• [AIM OF THE TASK] Please continue the BIOL-450 course description on molecular evolutionary analysis, starting after its last sentence.

• [EXERCISE PASSAGE]

※

Code: BIOL-450
Semester: H
Course Type: Elective
ECTS units: 5
Hours per week: Three 45-minute lectures

Instructors

Poulakakis Nikos, Ladoukakis Emmanouil, Pavlidis Pavlos, Antoniou Aglaia (HCMR)

Description

Course contents: With this course we aim to provide you with the theoretical knowledge and practical skills to carry out molecular evolutionary analyses on sequence data. In this course you will learn how and why DNA and protein sequences evolve between and within species. Also, we will focus on analyzing within species sequences (e.g. human genome datasets) and infer the history of the species as well as understand how and where natural selection operates. On one hand, the course is focused on the computational methods for inferring phylogenetic trees from sequence data, giving an introduction to the fundamental theory and algorithms. This course will entail data retrieval and assembly, alignment techniques, phylogeny reconstruction, hypothesis testing, and population genetic approaches. On the other hand, the course is dealing with the properties of a sample of sequences and polymorphisms from a single species, thus introducing the concept of coalescent trees.

※

(Dataset entries)
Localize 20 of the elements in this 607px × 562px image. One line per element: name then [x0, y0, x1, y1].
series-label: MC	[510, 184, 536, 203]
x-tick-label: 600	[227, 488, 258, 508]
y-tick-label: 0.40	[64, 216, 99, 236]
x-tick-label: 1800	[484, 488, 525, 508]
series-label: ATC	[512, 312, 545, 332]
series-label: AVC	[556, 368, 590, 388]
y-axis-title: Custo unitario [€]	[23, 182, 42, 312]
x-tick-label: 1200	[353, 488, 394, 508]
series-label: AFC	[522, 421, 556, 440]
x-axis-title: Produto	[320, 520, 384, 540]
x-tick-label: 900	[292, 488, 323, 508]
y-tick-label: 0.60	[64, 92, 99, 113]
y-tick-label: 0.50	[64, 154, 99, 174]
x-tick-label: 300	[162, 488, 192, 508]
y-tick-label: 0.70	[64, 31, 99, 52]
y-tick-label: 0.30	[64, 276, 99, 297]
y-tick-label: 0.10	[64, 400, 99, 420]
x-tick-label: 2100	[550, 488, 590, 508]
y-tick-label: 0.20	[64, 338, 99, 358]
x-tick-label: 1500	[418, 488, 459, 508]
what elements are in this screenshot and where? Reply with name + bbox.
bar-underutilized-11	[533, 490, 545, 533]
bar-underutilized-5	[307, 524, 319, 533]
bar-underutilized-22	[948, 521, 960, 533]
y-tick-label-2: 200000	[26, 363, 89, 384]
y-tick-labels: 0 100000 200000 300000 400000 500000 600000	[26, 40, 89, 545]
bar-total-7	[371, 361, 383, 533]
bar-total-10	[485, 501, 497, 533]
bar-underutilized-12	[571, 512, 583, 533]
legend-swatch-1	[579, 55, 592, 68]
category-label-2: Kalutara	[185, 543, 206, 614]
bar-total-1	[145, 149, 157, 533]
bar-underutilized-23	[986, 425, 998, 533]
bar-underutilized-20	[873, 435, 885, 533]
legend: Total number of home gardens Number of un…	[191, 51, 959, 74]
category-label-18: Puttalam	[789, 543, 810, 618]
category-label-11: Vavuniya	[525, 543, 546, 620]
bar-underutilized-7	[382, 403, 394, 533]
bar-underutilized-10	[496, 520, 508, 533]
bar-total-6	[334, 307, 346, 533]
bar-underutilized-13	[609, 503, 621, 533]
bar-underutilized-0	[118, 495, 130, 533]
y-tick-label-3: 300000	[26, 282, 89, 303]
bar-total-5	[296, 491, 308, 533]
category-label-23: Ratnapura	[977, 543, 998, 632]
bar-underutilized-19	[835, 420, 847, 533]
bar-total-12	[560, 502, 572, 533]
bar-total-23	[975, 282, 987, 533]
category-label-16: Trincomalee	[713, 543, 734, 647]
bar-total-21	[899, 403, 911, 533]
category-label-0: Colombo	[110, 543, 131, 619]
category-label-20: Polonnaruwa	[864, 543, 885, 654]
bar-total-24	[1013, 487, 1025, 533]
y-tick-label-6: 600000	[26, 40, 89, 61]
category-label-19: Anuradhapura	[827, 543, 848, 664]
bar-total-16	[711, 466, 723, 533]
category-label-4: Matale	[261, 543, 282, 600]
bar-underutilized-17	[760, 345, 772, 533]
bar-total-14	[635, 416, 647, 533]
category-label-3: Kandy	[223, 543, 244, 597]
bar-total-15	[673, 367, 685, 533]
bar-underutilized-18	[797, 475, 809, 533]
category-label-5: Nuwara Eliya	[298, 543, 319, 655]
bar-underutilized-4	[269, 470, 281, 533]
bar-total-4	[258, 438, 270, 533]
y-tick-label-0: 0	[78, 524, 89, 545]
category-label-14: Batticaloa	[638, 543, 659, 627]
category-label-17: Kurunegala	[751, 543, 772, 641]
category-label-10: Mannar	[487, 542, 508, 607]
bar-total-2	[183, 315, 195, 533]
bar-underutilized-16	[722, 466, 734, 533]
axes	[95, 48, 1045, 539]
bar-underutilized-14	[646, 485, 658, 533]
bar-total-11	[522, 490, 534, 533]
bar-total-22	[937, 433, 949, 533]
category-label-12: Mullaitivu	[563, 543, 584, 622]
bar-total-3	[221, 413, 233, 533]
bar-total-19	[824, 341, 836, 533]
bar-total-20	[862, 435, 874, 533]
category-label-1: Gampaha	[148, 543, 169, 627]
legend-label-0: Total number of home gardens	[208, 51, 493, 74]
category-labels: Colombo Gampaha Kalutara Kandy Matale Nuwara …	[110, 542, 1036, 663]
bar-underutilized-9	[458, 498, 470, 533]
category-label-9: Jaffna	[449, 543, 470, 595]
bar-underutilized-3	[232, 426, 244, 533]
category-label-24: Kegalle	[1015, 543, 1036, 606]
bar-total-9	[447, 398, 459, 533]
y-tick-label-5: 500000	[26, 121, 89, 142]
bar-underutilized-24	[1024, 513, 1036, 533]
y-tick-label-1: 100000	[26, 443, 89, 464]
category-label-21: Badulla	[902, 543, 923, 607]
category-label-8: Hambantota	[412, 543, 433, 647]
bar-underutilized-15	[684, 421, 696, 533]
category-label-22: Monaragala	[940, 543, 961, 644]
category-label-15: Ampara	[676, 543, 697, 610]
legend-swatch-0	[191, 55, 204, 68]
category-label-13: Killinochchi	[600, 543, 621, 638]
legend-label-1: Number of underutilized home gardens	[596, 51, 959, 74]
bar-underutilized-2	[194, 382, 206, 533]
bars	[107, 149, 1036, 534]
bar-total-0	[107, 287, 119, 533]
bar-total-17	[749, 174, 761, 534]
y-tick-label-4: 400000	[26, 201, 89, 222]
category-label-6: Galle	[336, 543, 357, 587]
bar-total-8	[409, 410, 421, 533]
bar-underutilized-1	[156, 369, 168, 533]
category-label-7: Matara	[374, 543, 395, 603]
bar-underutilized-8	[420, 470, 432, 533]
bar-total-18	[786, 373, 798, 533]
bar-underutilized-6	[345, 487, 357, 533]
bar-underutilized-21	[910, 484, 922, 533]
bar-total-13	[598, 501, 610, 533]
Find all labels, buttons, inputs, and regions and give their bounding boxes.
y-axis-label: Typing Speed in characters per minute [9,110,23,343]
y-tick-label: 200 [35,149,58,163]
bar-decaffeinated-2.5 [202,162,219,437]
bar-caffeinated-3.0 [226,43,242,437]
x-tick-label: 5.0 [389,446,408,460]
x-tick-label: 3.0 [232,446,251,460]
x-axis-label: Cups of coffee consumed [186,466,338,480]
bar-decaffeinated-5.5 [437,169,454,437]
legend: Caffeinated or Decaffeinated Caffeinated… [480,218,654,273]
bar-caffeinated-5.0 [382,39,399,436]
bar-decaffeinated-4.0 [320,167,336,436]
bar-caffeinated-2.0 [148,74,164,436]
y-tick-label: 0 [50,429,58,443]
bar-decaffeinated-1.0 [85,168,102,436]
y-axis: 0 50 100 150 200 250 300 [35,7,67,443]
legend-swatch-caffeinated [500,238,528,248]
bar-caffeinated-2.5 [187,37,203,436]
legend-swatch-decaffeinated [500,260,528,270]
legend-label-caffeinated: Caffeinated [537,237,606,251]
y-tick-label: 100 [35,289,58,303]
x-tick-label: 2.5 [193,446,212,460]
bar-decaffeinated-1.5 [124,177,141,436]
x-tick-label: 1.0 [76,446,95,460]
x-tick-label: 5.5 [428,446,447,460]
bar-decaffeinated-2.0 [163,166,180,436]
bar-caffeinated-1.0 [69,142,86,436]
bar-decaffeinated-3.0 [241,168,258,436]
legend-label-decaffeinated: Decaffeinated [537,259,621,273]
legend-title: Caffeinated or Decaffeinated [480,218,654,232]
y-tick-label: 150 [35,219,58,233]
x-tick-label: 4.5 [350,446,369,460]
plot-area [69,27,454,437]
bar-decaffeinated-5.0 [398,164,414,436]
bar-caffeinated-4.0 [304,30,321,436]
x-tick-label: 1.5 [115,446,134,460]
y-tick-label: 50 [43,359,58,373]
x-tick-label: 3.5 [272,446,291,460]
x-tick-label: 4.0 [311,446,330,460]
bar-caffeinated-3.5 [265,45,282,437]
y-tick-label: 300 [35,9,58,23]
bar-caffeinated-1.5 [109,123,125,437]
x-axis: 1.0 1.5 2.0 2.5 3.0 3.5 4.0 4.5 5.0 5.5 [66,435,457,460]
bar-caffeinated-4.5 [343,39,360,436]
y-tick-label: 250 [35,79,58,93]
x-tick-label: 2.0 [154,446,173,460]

※

• [WRITTEN ANSWER]
Although the study of molecular phylogenetics and evolution do require a certain level of mathematical understanding, this course has been designed to be accessible also for students with limited computational background (e.g., students of biology).

Topics covered

  • Introduction to evolutionary theory and population genetics.
  • Interpretation of molecular phylogenetic trees
  • Dataset assembly and sequence alignment
  • Models of substitution and advanced models of nucleotide substitution (gamma-distributed mutation rates, codon models and analysis of selective pressure).
  • Reconstruction of phylogenetic trees using parsimony, distance based methods, maximum likelihood, and Bayesian techniques.
  • Statistical analysis of biological hypotheses (likelihood ratio tests, Akaike Information Criterion, Bayesian statistics).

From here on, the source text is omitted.